> **Exercise task**
Among the entries below, count the lines where the string "TACOS" occurs, and give only the number.

■ ■ ■

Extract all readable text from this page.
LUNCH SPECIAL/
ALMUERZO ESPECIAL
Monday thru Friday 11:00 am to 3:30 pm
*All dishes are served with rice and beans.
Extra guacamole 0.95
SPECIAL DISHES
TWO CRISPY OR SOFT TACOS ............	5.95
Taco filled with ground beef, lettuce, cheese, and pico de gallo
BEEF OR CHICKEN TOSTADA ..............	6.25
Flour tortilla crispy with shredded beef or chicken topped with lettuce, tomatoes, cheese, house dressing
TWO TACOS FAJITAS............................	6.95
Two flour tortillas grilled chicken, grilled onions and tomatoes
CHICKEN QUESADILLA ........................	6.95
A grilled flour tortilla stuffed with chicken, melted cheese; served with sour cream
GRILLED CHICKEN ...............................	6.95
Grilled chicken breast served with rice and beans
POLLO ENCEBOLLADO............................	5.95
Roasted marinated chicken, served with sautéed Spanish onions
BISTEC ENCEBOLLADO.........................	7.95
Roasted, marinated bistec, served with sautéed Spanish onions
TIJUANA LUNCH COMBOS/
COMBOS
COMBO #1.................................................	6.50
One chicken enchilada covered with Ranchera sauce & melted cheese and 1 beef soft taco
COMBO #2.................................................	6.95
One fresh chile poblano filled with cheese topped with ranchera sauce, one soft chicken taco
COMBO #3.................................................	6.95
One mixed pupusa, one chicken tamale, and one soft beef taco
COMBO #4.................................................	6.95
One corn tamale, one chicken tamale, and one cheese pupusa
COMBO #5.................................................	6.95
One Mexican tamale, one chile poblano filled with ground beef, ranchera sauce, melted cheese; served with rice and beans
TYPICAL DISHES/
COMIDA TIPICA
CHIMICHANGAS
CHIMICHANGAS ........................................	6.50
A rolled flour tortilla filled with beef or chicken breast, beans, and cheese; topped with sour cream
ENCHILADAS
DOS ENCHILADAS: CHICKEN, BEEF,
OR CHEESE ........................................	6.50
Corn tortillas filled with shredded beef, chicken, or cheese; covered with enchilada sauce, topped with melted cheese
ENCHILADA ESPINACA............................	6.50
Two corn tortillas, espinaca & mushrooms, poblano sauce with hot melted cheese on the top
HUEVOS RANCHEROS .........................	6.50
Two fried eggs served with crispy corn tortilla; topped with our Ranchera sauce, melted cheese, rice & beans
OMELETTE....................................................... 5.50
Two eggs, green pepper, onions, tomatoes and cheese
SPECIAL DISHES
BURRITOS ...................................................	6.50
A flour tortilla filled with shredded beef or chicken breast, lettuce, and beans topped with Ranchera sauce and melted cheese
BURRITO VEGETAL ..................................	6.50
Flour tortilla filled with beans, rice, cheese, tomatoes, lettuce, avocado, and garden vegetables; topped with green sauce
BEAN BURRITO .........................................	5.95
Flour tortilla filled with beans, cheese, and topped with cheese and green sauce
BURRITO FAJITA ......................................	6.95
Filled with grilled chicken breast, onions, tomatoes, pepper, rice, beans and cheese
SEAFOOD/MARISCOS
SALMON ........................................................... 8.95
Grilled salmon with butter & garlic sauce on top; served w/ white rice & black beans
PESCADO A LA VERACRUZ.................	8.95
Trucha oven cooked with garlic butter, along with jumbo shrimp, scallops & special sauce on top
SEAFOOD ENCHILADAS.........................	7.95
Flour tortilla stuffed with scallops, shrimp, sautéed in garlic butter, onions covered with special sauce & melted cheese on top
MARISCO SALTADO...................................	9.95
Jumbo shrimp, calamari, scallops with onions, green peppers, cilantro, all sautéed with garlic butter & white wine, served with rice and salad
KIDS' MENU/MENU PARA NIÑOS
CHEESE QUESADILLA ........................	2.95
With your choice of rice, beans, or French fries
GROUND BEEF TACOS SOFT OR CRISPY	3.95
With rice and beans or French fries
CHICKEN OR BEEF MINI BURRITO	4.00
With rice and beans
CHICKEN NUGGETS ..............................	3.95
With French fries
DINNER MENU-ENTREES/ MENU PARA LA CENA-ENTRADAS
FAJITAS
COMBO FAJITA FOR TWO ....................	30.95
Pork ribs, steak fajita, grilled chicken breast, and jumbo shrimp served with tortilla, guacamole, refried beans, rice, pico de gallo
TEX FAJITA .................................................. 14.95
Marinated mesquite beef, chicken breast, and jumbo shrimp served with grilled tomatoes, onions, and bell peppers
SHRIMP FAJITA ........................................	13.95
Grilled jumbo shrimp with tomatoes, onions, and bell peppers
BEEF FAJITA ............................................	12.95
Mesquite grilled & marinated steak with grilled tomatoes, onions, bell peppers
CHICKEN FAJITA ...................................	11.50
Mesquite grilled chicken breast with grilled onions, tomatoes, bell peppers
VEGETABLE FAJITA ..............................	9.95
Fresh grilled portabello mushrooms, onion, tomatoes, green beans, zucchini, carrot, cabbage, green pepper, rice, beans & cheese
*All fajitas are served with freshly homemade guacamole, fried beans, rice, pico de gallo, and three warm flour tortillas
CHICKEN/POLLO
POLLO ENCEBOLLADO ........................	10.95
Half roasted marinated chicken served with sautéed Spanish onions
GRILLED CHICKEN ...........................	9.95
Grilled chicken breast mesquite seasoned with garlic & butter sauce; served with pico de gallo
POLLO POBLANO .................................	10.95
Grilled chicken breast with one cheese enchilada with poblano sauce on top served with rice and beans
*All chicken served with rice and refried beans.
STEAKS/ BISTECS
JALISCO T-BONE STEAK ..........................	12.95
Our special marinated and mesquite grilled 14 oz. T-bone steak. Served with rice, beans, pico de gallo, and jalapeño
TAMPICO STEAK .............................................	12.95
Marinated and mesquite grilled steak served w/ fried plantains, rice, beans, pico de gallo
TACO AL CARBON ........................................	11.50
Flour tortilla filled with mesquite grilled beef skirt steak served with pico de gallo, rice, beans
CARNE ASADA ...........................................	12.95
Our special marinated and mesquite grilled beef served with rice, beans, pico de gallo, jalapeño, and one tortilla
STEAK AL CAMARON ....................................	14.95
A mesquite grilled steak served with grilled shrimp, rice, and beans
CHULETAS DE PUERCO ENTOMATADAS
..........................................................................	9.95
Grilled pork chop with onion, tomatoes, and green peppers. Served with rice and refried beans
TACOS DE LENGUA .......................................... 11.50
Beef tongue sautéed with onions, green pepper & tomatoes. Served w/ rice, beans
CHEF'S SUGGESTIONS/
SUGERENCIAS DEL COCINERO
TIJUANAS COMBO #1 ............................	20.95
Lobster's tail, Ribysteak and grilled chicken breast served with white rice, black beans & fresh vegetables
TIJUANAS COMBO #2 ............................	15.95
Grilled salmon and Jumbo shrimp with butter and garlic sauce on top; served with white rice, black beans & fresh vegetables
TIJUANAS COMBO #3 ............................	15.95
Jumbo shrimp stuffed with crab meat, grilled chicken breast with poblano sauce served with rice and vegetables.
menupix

■ ■ ■

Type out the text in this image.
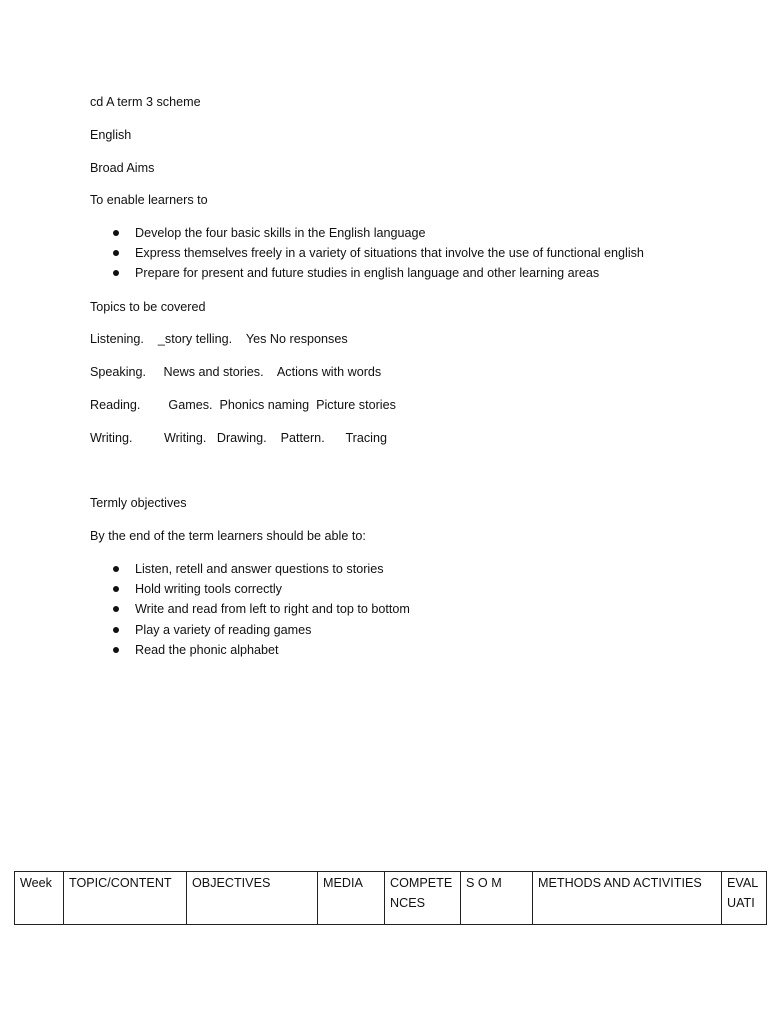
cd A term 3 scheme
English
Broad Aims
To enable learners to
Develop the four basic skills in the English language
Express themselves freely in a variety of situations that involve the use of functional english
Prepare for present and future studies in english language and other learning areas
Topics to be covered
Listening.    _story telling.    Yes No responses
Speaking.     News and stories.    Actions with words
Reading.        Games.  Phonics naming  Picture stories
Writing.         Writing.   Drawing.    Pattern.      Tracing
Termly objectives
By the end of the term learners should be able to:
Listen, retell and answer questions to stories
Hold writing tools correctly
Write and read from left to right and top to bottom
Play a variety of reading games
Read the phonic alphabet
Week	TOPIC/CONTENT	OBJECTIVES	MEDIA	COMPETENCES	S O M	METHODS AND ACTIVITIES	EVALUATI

■ ■ ■

> **Response for this exercise**
4